■ REQUIREMENT: Only the lines holding the string "mujer" are needed. Copy each one.

■ ENTRIES:
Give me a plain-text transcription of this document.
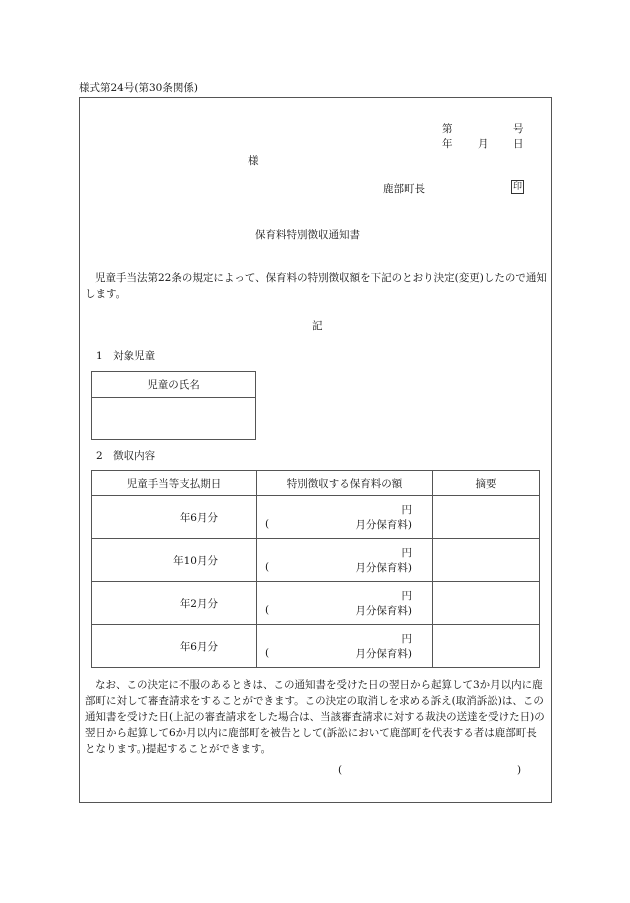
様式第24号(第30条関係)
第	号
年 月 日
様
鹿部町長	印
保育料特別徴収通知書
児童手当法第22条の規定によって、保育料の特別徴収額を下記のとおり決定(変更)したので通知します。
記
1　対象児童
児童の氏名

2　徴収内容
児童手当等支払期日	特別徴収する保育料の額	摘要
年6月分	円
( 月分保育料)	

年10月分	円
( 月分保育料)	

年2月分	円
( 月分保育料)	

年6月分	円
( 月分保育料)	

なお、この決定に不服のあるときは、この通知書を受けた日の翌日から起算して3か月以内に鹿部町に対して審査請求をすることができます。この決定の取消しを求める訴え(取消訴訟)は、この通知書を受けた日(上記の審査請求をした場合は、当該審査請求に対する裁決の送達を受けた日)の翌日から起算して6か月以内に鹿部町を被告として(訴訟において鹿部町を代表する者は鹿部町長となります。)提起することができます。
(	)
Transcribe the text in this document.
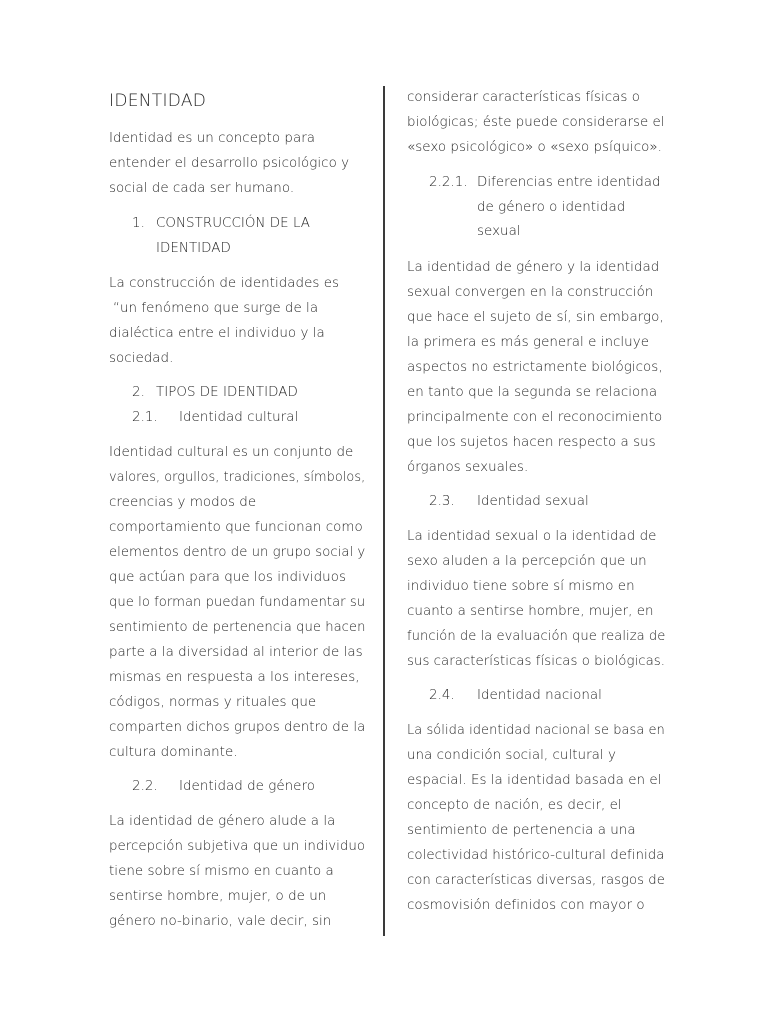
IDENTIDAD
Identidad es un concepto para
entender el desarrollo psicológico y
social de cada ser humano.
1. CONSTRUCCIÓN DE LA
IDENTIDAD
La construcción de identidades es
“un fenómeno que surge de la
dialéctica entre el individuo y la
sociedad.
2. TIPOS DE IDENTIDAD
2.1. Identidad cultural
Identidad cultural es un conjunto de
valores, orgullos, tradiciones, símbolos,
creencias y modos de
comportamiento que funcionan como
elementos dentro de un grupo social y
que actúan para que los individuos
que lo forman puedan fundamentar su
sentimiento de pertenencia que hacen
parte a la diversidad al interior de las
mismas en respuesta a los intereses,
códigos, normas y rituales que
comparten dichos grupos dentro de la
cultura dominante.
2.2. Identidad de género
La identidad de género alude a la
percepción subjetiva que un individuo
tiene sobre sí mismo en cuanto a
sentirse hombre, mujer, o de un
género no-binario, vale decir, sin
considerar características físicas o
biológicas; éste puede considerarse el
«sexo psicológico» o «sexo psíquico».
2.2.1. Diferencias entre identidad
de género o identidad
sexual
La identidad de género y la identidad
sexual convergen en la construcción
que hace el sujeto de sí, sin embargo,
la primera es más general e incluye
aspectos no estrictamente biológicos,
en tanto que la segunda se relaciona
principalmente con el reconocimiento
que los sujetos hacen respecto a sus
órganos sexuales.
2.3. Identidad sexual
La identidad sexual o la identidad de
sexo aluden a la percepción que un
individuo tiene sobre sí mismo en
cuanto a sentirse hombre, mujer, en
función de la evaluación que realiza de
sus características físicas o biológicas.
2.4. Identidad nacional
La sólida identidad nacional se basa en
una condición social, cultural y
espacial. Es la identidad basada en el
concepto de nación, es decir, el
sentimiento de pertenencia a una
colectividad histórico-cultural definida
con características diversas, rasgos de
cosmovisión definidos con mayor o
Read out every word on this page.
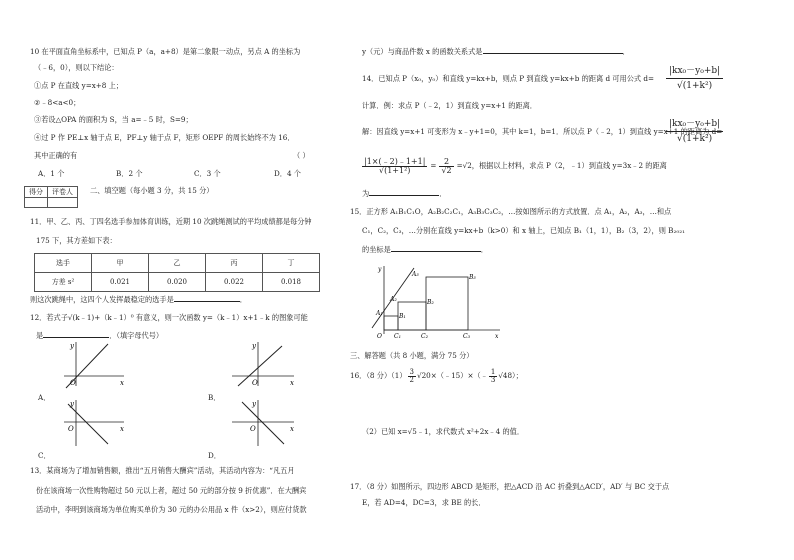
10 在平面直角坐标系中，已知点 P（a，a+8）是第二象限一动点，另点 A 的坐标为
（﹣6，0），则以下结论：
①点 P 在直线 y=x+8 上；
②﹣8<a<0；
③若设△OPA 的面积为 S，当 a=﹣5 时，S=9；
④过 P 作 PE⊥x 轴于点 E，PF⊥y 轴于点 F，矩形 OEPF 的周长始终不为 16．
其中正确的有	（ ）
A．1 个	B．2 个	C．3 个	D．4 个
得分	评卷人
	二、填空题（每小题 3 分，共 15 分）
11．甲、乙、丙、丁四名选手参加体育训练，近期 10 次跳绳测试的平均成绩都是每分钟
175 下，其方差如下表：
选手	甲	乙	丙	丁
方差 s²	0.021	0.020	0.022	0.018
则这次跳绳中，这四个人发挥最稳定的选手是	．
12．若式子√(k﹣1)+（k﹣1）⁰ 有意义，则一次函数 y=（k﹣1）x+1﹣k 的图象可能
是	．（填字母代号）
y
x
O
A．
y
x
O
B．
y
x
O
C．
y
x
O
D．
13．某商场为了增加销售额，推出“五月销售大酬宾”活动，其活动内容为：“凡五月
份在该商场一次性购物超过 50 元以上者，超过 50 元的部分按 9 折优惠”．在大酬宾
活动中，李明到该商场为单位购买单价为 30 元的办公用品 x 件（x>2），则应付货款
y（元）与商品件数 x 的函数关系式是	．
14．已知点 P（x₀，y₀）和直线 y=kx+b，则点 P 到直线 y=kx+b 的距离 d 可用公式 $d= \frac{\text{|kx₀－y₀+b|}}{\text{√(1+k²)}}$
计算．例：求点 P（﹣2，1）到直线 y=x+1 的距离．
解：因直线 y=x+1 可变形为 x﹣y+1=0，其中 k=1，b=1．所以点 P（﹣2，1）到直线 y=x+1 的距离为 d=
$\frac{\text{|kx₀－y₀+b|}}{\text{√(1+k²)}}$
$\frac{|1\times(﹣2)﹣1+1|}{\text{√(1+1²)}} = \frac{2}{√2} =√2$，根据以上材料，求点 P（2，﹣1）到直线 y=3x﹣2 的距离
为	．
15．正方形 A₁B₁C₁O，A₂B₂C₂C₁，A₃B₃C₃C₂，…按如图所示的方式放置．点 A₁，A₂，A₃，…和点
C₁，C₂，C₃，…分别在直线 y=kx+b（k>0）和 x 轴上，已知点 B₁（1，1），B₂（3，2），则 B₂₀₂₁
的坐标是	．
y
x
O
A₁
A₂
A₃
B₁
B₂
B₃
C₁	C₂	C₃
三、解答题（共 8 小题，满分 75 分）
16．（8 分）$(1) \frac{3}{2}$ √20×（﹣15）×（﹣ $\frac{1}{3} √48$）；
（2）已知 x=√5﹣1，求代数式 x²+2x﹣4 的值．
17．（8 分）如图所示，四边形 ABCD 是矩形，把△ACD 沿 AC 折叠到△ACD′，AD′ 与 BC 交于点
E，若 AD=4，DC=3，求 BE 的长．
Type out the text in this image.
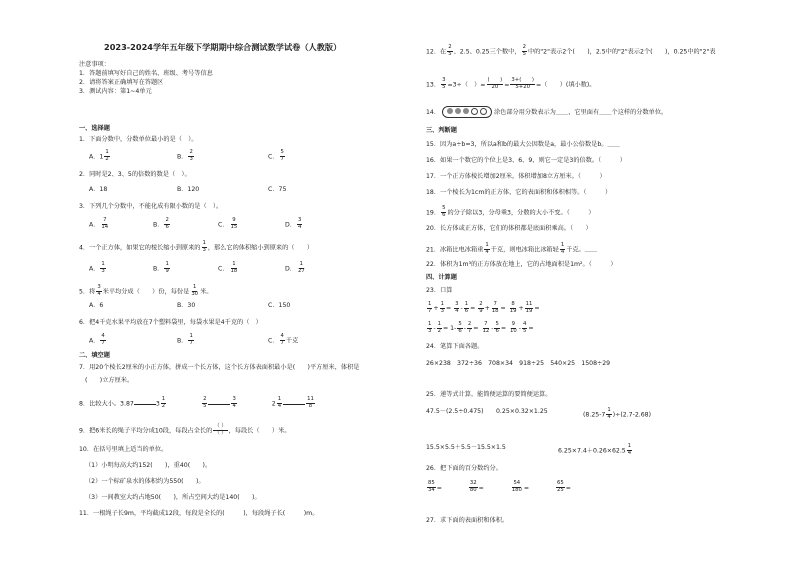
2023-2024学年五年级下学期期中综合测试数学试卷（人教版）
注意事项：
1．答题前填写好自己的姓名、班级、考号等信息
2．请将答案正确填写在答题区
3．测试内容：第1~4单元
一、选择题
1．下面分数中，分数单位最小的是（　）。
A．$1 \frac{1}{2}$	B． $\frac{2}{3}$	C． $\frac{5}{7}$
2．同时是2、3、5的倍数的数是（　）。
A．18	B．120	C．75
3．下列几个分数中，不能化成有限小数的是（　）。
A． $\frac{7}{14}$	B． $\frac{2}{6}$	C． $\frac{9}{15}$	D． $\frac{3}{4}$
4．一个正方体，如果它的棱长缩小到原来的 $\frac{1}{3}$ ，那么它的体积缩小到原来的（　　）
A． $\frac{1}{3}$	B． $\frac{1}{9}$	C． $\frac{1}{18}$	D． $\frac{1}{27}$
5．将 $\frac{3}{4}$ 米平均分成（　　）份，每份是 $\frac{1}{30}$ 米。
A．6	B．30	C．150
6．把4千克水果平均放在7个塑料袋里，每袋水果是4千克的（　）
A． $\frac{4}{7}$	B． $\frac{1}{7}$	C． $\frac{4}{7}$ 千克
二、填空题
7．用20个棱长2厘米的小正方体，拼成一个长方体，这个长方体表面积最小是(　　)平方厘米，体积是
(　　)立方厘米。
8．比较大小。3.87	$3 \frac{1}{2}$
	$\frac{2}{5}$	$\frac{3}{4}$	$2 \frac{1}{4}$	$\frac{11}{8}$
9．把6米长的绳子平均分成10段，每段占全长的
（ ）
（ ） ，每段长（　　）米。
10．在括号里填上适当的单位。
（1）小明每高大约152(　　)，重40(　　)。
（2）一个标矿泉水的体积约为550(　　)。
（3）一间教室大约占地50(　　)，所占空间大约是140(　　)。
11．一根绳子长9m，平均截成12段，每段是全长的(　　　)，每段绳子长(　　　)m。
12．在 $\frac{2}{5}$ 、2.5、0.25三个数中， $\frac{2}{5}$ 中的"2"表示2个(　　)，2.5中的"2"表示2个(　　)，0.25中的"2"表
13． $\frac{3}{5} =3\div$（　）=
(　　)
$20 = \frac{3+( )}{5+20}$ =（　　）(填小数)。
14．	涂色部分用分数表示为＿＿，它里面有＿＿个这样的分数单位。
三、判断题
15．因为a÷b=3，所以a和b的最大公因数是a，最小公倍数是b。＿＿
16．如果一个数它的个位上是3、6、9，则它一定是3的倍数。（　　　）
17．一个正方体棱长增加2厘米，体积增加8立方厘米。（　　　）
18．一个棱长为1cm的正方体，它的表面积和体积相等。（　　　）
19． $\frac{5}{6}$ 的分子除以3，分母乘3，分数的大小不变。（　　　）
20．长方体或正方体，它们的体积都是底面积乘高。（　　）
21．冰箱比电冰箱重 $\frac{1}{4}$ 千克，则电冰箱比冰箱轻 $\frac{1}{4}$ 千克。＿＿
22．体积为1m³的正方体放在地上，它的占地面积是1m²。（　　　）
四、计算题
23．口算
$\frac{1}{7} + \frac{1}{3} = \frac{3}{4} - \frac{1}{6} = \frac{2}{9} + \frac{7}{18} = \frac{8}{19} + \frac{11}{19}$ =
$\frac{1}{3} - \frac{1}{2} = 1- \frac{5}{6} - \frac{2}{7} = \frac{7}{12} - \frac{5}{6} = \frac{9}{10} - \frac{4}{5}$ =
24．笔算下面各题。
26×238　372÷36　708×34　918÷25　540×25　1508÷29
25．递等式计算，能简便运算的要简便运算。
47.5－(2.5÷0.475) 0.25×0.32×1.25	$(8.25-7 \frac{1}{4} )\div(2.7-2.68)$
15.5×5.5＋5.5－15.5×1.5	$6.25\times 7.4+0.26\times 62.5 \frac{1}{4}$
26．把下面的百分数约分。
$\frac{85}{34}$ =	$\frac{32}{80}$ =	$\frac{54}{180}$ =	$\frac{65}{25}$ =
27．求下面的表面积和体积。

■ EXERCISE RESULT:
sentirse hombre, mujer, o de un
cuanto a sentirse hombre, mujer, en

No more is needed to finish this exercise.